- [What the exercise asks] Print the records below word for word, but leave out the pictures.

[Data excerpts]

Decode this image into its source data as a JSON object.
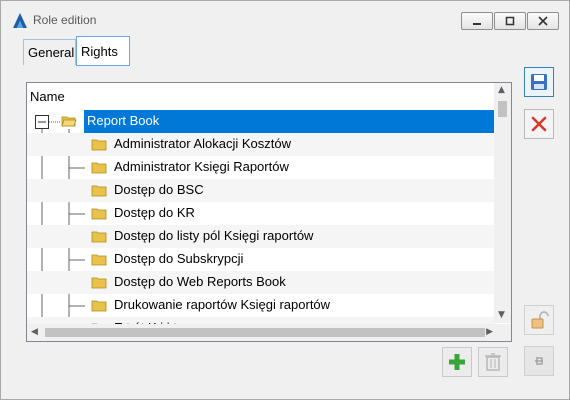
{
  "window": {
    "title": "Role edition",
    "controls": [
      "minimize",
      "maximize",
      "close"
    ]
  },
  "tabs": [
    {
      "label": "General",
      "active": false
    },
    {
      "label": "Rights",
      "active": true
    }
  ],
  "tree": {
    "column_header": "Name",
    "root": {
      "label": "Report Book",
      "expanded": true,
      "selected": true
    },
    "children": [
      "Administrator Alokacji Kosztów",
      "Administrator Księgi Raportów",
      "Dostęp do BSC",
      "Dostęp do KR",
      "Dostęp do listy pól Księgi raportów",
      "Dostęp do Subskrypcji",
      "Dostęp do Web Reports Book",
      "Drukowanie raportów Księgi raportów"
    ],
    "partial_next_label": "E        t         ót K i  i      t  "
  },
  "colors": {
    "selection": "#0078d7",
    "delete_icon": "#d83a2e",
    "add_icon": "#3aa33a",
    "save_icon": "#3b6fc2",
    "folder": "#e8c24a"
  },
  "icons": {
    "app": "app-logo-icon",
    "save": "save-icon",
    "delete": "delete-icon",
    "unlock": "padlock-icon",
    "pin": "pin-icon",
    "add": "add-icon",
    "remove": "trash-icon"
  }
}
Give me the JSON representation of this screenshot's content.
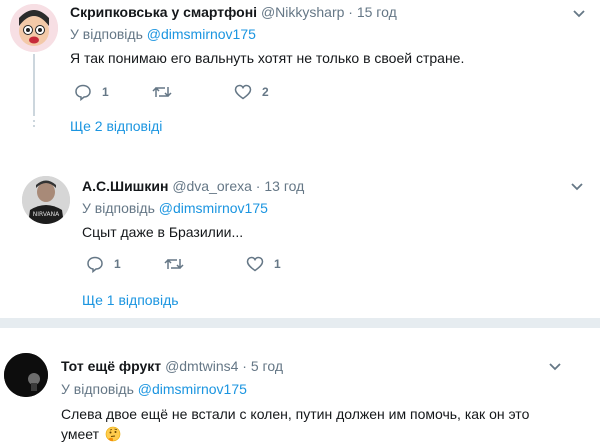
{
  "tweets": [
    {
      "name": "Скрипковська у смартфоні",
      "handle": "@Nikkysharp",
      "dot": "·",
      "time": "15 год",
      "reply_prefix": "У відповідь ",
      "reply_mention": "@dimsmirnov175",
      "text": "Я так понимаю его вальнуть хотят не только в своей стране.",
      "reply_count": "1",
      "retweet_count": "",
      "like_count": "2",
      "more_replies": "Ще 2 відповіді"
    },
    {
      "name": "А.С.Шишкин",
      "handle": "@dva_orexa",
      "dot": "·",
      "time": "13 год",
      "reply_prefix": "У відповідь ",
      "reply_mention": "@dimsmirnov175",
      "text": "Сцыт даже в Бразилии...",
      "reply_count": "1",
      "retweet_count": "",
      "like_count": "1",
      "more_replies": "Ще 1 відповідь"
    },
    {
      "name": "Тот ещё фрукт",
      "handle": "@dmtwins4",
      "dot": "·",
      "time": "5 год",
      "reply_prefix": "У відповідь ",
      "reply_mention": "@dimsmirnov175",
      "text": "Слева двое ещё не встали с колен, путин должен им помочь, как он это умеет"
    }
  ],
  "icons": {
    "reply": "reply-icon",
    "retweet": "retweet-icon",
    "like": "heart-icon",
    "menu": "chevron-down-icon",
    "emoji": "thinking-face-emoji"
  },
  "colors": {
    "link": "#1b95e0",
    "secondary": "#657786",
    "separator": "#e6ecf0"
  }
}
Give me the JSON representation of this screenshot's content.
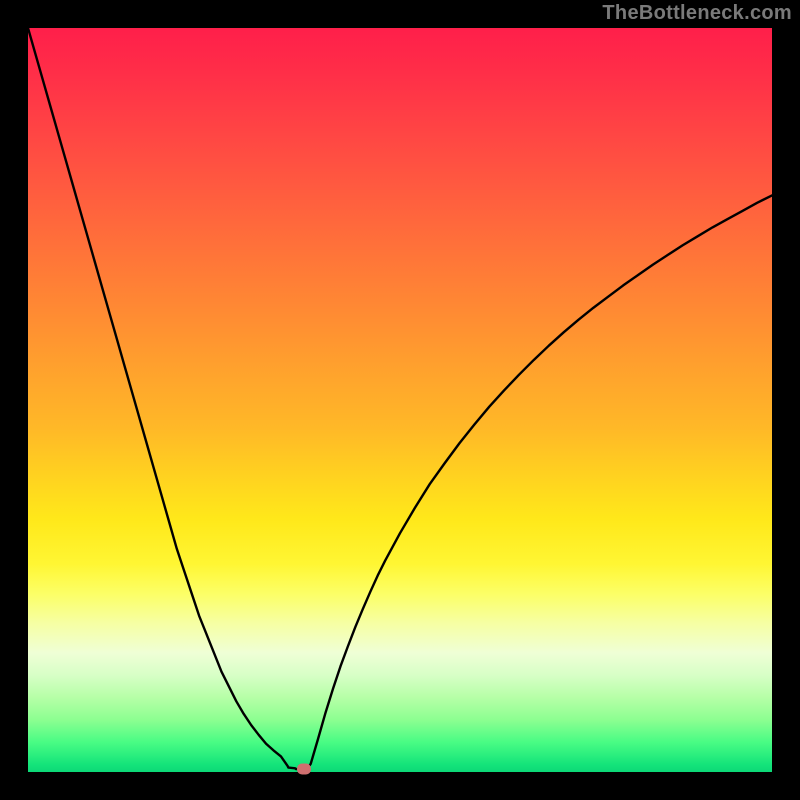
{
  "watermark": "TheBottleneck.com",
  "chart_data": {
    "type": "line",
    "title": "",
    "xlabel": "",
    "ylabel": "",
    "xlim": [
      0,
      100
    ],
    "ylim": [
      0,
      100
    ],
    "grid": false,
    "legend": false,
    "x": [
      0,
      1,
      2,
      3,
      4,
      5,
      6,
      7,
      8,
      9,
      10,
      11,
      12,
      13,
      14,
      15,
      16,
      17,
      18,
      19,
      20,
      21,
      22,
      23,
      24,
      25,
      26,
      27,
      28,
      29,
      30,
      31,
      32,
      33,
      34,
      34.9,
      35.0,
      35.9,
      36.0,
      36.9,
      37.0,
      37.5,
      38,
      39,
      40,
      41,
      42,
      43,
      44,
      45,
      46,
      47,
      48,
      50,
      52,
      54,
      56,
      58,
      60,
      62,
      64,
      66,
      68,
      70,
      72,
      74,
      76,
      78,
      80,
      82,
      84,
      86,
      88,
      90,
      92,
      94,
      96,
      98,
      100
    ],
    "y": [
      100.0,
      96.5,
      93.0,
      89.5,
      86.0,
      82.5,
      79.0,
      75.5,
      72.0,
      68.5,
      65.0,
      61.5,
      58.0,
      54.5,
      51.0,
      47.5,
      44.0,
      40.5,
      37.0,
      33.5,
      30.0,
      27.0,
      24.0,
      21.0,
      18.5,
      16.0,
      13.5,
      11.5,
      9.5,
      7.8,
      6.3,
      5.0,
      3.8,
      2.9,
      2.1,
      0.8,
      0.6,
      0.5,
      0.4,
      0.4,
      0.4,
      0.4,
      1.1,
      4.5,
      8.0,
      11.2,
      14.2,
      16.9,
      19.5,
      21.9,
      24.2,
      26.4,
      28.4,
      32.1,
      35.5,
      38.7,
      41.5,
      44.2,
      46.7,
      49.1,
      51.3,
      53.4,
      55.4,
      57.3,
      59.1,
      60.8,
      62.4,
      63.9,
      65.4,
      66.8,
      68.2,
      69.5,
      70.8,
      72.0,
      73.2,
      74.3,
      75.4,
      76.5,
      77.5
    ],
    "marker": {
      "x": 37.1,
      "y": 0.4
    },
    "gradient_stops": [
      {
        "pct": 0,
        "color": "#ff1f4a"
      },
      {
        "pct": 25,
        "color": "#ff7a36"
      },
      {
        "pct": 50,
        "color": "#ffc824"
      },
      {
        "pct": 72,
        "color": "#ffff30"
      },
      {
        "pct": 86,
        "color": "#e6ffcc"
      },
      {
        "pct": 100,
        "color": "#0cd877"
      }
    ]
  }
}
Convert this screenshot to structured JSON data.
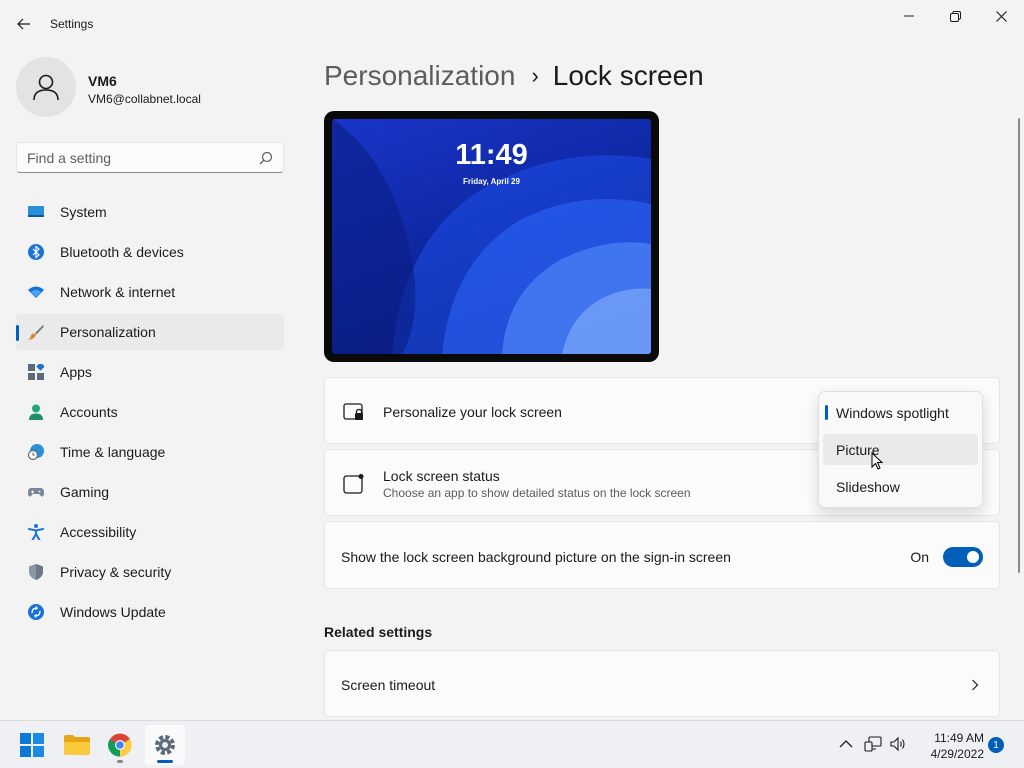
{
  "window": {
    "title": "Settings",
    "controls": {
      "minimize": "minimize-icon",
      "restore": "restore-icon",
      "close": "close-icon"
    }
  },
  "user": {
    "name": "VM6",
    "email": "VM6@collabnet.local"
  },
  "search": {
    "placeholder": "Find a setting"
  },
  "sidebar": {
    "items": [
      {
        "label": "System",
        "icon": "system-icon"
      },
      {
        "label": "Bluetooth & devices",
        "icon": "bluetooth-icon"
      },
      {
        "label": "Network & internet",
        "icon": "wifi-icon"
      },
      {
        "label": "Personalization",
        "icon": "brush-icon",
        "active": true
      },
      {
        "label": "Apps",
        "icon": "apps-icon"
      },
      {
        "label": "Accounts",
        "icon": "accounts-icon"
      },
      {
        "label": "Time & language",
        "icon": "clock-globe-icon"
      },
      {
        "label": "Gaming",
        "icon": "gamepad-icon"
      },
      {
        "label": "Accessibility",
        "icon": "accessibility-icon"
      },
      {
        "label": "Privacy & security",
        "icon": "shield-icon"
      },
      {
        "label": "Windows Update",
        "icon": "update-icon"
      }
    ]
  },
  "breadcrumb": {
    "parent": "Personalization",
    "separator": "›",
    "current": "Lock screen"
  },
  "preview": {
    "time": "11:49",
    "date": "Friday, April 29"
  },
  "settings": {
    "personalize": {
      "title": "Personalize your lock screen"
    },
    "status": {
      "title": "Lock screen status",
      "description": "Choose an app to show detailed status on the lock screen"
    },
    "signin_bg": {
      "title": "Show the lock screen background picture on the sign-in screen",
      "state": "On",
      "enabled": true
    }
  },
  "dropdown": {
    "options": [
      "Windows spotlight",
      "Picture",
      "Slideshow"
    ],
    "selected": "Windows spotlight",
    "hovered": "Picture"
  },
  "related": {
    "heading": "Related settings",
    "items": [
      {
        "label": "Screen timeout"
      }
    ]
  },
  "taskbar": {
    "clock_time": "11:49 AM",
    "clock_date": "4/29/2022",
    "notification_count": "1"
  },
  "colors": {
    "accent": "#005fb8",
    "background": "#f3f3f3",
    "card": "#fbfbfb"
  }
}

- [Full response]
Decode this image into its source data as a JSON object.
{
  "window": {
    "title": "Role edition",
    "controls": [
      "minimize",
      "maximize",
      "close"
    ]
  },
  "tabs": [
    {
      "label": "General",
      "active": false
    },
    {
      "label": "Rights",
      "active": true
    }
  ],
  "tree": {
    "column_header": "Name",
    "root": {
      "label": "Report Book",
      "expanded": true,
      "selected": true
    },
    "children": [
      "Administrator Alokacji Kosztów",
      "Administrator Księgi Raportów",
      "Dostęp do BSC",
      "Dostęp do KR",
      "Dostęp do listy pól Księgi raportów",
      "Dostęp do Subskrypcji",
      "Dostęp do Web Reports Book",
      "Drukowanie raportów Księgi raportów"
    ],
    "partial_next_label": "E        t         ót K i  i      t  "
  },
  "colors": {
    "selection": "#0078d7",
    "delete_icon": "#d83a2e",
    "add_icon": "#3aa33a",
    "save_icon": "#3b6fc2",
    "folder": "#e8c24a"
  },
  "icons": {
    "app": "app-logo-icon",
    "save": "save-icon",
    "delete": "delete-icon",
    "unlock": "padlock-icon",
    "pin": "pin-icon",
    "add": "add-icon",
    "remove": "trash-icon"
  }
}
Give me the JSON representation of this screenshot's content.
{
  "tweets": [
    {
      "name": "Скрипковська у смартфоні",
      "handle": "@Nikkysharp",
      "dot": "·",
      "time": "15 год",
      "reply_prefix": "У відповідь ",
      "reply_mention": "@dimsmirnov175",
      "text": "Я так понимаю его вальнуть хотят не только в своей стране.",
      "reply_count": "1",
      "retweet_count": "",
      "like_count": "2",
      "more_replies": "Ще 2 відповіді"
    },
    {
      "name": "А.С.Шишкин",
      "handle": "@dva_orexa",
      "dot": "·",
      "time": "13 год",
      "reply_prefix": "У відповідь ",
      "reply_mention": "@dimsmirnov175",
      "text": "Сцыт даже в Бразилии...",
      "reply_count": "1",
      "retweet_count": "",
      "like_count": "1",
      "more_replies": "Ще 1 відповідь"
    },
    {
      "name": "Тот ещё фрукт",
      "handle": "@dmtwins4",
      "dot": "·",
      "time": "5 год",
      "reply_prefix": "У відповідь ",
      "reply_mention": "@dimsmirnov175",
      "text": "Слева двое ещё не встали с колен, путин должен им помочь, как он это умеет"
    }
  ],
  "icons": {
    "reply": "reply-icon",
    "retweet": "retweet-icon",
    "like": "heart-icon",
    "menu": "chevron-down-icon",
    "emoji": "thinking-face-emoji"
  },
  "colors": {
    "link": "#1b95e0",
    "secondary": "#657786",
    "separator": "#e6ecf0"
  }
}
Give me the JSON representation of this screenshot's content.
{
  "watermark": "TheBottleneck.com",
  "chart_data": {
    "type": "line",
    "title": "",
    "xlabel": "",
    "ylabel": "",
    "xlim": [
      0,
      100
    ],
    "ylim": [
      0,
      100
    ],
    "grid": false,
    "legend": false,
    "x": [
      0,
      1,
      2,
      3,
      4,
      5,
      6,
      7,
      8,
      9,
      10,
      11,
      12,
      13,
      14,
      15,
      16,
      17,
      18,
      19,
      20,
      21,
      22,
      23,
      24,
      25,
      26,
      27,
      28,
      29,
      30,
      31,
      32,
      33,
      34,
      34.9,
      35.0,
      35.9,
      36.0,
      36.9,
      37.0,
      37.5,
      38,
      39,
      40,
      41,
      42,
      43,
      44,
      45,
      46,
      47,
      48,
      50,
      52,
      54,
      56,
      58,
      60,
      62,
      64,
      66,
      68,
      70,
      72,
      74,
      76,
      78,
      80,
      82,
      84,
      86,
      88,
      90,
      92,
      94,
      96,
      98,
      100
    ],
    "y": [
      100.0,
      96.5,
      93.0,
      89.5,
      86.0,
      82.5,
      79.0,
      75.5,
      72.0,
      68.5,
      65.0,
      61.5,
      58.0,
      54.5,
      51.0,
      47.5,
      44.0,
      40.5,
      37.0,
      33.5,
      30.0,
      27.0,
      24.0,
      21.0,
      18.5,
      16.0,
      13.5,
      11.5,
      9.5,
      7.8,
      6.3,
      5.0,
      3.8,
      2.9,
      2.1,
      0.8,
      0.6,
      0.5,
      0.4,
      0.4,
      0.4,
      0.4,
      1.1,
      4.5,
      8.0,
      11.2,
      14.2,
      16.9,
      19.5,
      21.9,
      24.2,
      26.4,
      28.4,
      32.1,
      35.5,
      38.7,
      41.5,
      44.2,
      46.7,
      49.1,
      51.3,
      53.4,
      55.4,
      57.3,
      59.1,
      60.8,
      62.4,
      63.9,
      65.4,
      66.8,
      68.2,
      69.5,
      70.8,
      72.0,
      73.2,
      74.3,
      75.4,
      76.5,
      77.5
    ],
    "marker": {
      "x": 37.1,
      "y": 0.4
    },
    "gradient_stops": [
      {
        "pct": 0,
        "color": "#ff1f4a"
      },
      {
        "pct": 25,
        "color": "#ff7a36"
      },
      {
        "pct": 50,
        "color": "#ffc824"
      },
      {
        "pct": 72,
        "color": "#ffff30"
      },
      {
        "pct": 86,
        "color": "#e6ffcc"
      },
      {
        "pct": 100,
        "color": "#0cd877"
      }
    ]
  }
}
Convert this screenshot to structured JSON data.
{
  "window": {
    "title": "Settings",
    "controls": {
      "minimize": "minimize-icon",
      "restore": "restore-icon",
      "close": "close-icon"
    }
  },
  "user": {
    "name": "VM6",
    "email": "VM6@collabnet.local"
  },
  "search": {
    "placeholder": "Find a setting"
  },
  "sidebar": {
    "items": [
      {
        "label": "System",
        "icon": "system-icon"
      },
      {
        "label": "Bluetooth & devices",
        "icon": "bluetooth-icon"
      },
      {
        "label": "Network & internet",
        "icon": "wifi-icon"
      },
      {
        "label": "Personalization",
        "icon": "brush-icon",
        "active": true
      },
      {
        "label": "Apps",
        "icon": "apps-icon"
      },
      {
        "label": "Accounts",
        "icon": "accounts-icon"
      },
      {
        "label": "Time & language",
        "icon": "clock-globe-icon"
      },
      {
        "label": "Gaming",
        "icon": "gamepad-icon"
      },
      {
        "label": "Accessibility",
        "icon": "accessibility-icon"
      },
      {
        "label": "Privacy & security",
        "icon": "shield-icon"
      },
      {
        "label": "Windows Update",
        "icon": "update-icon"
      }
    ]
  },
  "breadcrumb": {
    "parent": "Personalization",
    "separator": "›",
    "current": "Lock screen"
  },
  "preview": {
    "time": "11:49",
    "date": "Friday, April 29"
  },
  "settings": {
    "personalize": {
      "title": "Personalize your lock screen"
    },
    "status": {
      "title": "Lock screen status",
      "description": "Choose an app to show detailed status on the lock screen"
    },
    "signin_bg": {
      "title": "Show the lock screen background picture on the sign-in screen",
      "state": "On",
      "enabled": true
    }
  },
  "dropdown": {
    "options": [
      "Windows spotlight",
      "Picture",
      "Slideshow"
    ],
    "selected": "Windows spotlight",
    "hovered": "Picture"
  },
  "related": {
    "heading": "Related settings",
    "items": [
      {
        "label": "Screen timeout"
      }
    ]
  },
  "taskbar": {
    "clock_time": "11:49 AM",
    "clock_date": "4/29/2022",
    "notification_count": "1"
  },
  "colors": {
    "accent": "#005fb8",
    "background": "#f3f3f3",
    "card": "#fbfbfb"
  }
}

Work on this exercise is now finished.